## Task requirements
Restate, word for word, all of the material shown below.

## Data extract
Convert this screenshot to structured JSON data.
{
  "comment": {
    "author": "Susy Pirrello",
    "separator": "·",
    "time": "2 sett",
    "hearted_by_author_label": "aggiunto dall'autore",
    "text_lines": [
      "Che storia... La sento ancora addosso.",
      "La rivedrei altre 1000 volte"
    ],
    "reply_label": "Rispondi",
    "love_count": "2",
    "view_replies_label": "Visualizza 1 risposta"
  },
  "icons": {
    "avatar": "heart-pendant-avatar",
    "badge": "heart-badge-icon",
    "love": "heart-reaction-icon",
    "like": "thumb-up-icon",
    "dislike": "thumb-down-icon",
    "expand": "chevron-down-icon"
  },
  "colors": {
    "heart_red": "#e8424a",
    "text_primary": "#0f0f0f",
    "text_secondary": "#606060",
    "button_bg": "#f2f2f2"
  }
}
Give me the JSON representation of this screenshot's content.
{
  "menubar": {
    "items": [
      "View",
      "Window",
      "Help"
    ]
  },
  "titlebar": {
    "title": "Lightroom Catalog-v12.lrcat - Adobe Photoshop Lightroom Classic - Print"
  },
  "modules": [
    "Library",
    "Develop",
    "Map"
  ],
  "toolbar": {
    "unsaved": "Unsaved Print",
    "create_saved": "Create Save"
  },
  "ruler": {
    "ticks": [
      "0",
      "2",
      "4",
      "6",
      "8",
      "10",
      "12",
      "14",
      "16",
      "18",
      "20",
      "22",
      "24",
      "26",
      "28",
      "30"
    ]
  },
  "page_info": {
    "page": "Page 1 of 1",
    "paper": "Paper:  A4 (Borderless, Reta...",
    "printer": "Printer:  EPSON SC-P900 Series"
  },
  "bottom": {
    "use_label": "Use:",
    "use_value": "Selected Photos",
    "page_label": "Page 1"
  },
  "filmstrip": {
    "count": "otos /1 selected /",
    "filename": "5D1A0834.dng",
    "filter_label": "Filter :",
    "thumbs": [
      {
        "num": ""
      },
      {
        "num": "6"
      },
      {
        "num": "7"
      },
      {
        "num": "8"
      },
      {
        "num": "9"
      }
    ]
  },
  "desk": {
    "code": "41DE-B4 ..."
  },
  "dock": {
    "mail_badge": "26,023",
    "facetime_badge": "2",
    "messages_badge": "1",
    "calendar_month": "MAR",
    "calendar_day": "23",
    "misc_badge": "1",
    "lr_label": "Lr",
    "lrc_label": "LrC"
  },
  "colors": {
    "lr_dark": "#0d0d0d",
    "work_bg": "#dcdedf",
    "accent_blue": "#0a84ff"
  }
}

## Expected answer
Convert this screenshot to structured JSON data.
{
  "comment": {
    "author": "Susy Pirrello",
    "separator": "·",
    "time": "2 sett",
    "hearted_by_author_label": "aggiunto dall'autore",
    "text_lines": [
      "Che storia... La sento ancora addosso.",
      "La rivedrei altre 1000 volte"
    ],
    "reply_label": "Rispondi",
    "love_count": "2",
    "view_replies_label": "Visualizza 1 risposta"
  },
  "icons": {
    "avatar": "heart-pendant-avatar",
    "badge": "heart-badge-icon",
    "love": "heart-reaction-icon",
    "like": "thumb-up-icon",
    "dislike": "thumb-down-icon",
    "expand": "chevron-down-icon"
  },
  "colors": {
    "heart_red": "#e8424a",
    "text_primary": "#0f0f0f",
    "text_secondary": "#606060",
    "button_bg": "#f2f2f2"
  }
}
Give me the JSON representation of this screenshot's content.
{
  "menubar": {
    "items": [
      "View",
      "Window",
      "Help"
    ]
  },
  "titlebar": {
    "title": "Lightroom Catalog-v12.lrcat - Adobe Photoshop Lightroom Classic - Print"
  },
  "modules": [
    "Library",
    "Develop",
    "Map"
  ],
  "toolbar": {
    "unsaved": "Unsaved Print",
    "create_saved": "Create Save"
  },
  "ruler": {
    "ticks": [
      "0",
      "2",
      "4",
      "6",
      "8",
      "10",
      "12",
      "14",
      "16",
      "18",
      "20",
      "22",
      "24",
      "26",
      "28",
      "30"
    ]
  },
  "page_info": {
    "page": "Page 1 of 1",
    "paper": "Paper:  A4 (Borderless, Reta...",
    "printer": "Printer:  EPSON SC-P900 Series"
  },
  "bottom": {
    "use_label": "Use:",
    "use_value": "Selected Photos",
    "page_label": "Page 1"
  },
  "filmstrip": {
    "count": "otos /1 selected /",
    "filename": "5D1A0834.dng",
    "filter_label": "Filter :",
    "thumbs": [
      {
        "num": ""
      },
      {
        "num": "6"
      },
      {
        "num": "7"
      },
      {
        "num": "8"
      },
      {
        "num": "9"
      }
    ]
  },
  "desk": {
    "code": "41DE-B4 ..."
  },
  "dock": {
    "mail_badge": "26,023",
    "facetime_badge": "2",
    "messages_badge": "1",
    "calendar_month": "MAR",
    "calendar_day": "23",
    "misc_badge": "1",
    "lr_label": "Lr",
    "lrc_label": "LrC"
  },
  "colors": {
    "lr_dark": "#0d0d0d",
    "work_bg": "#dcdedf",
    "accent_blue": "#0a84ff"
  }
}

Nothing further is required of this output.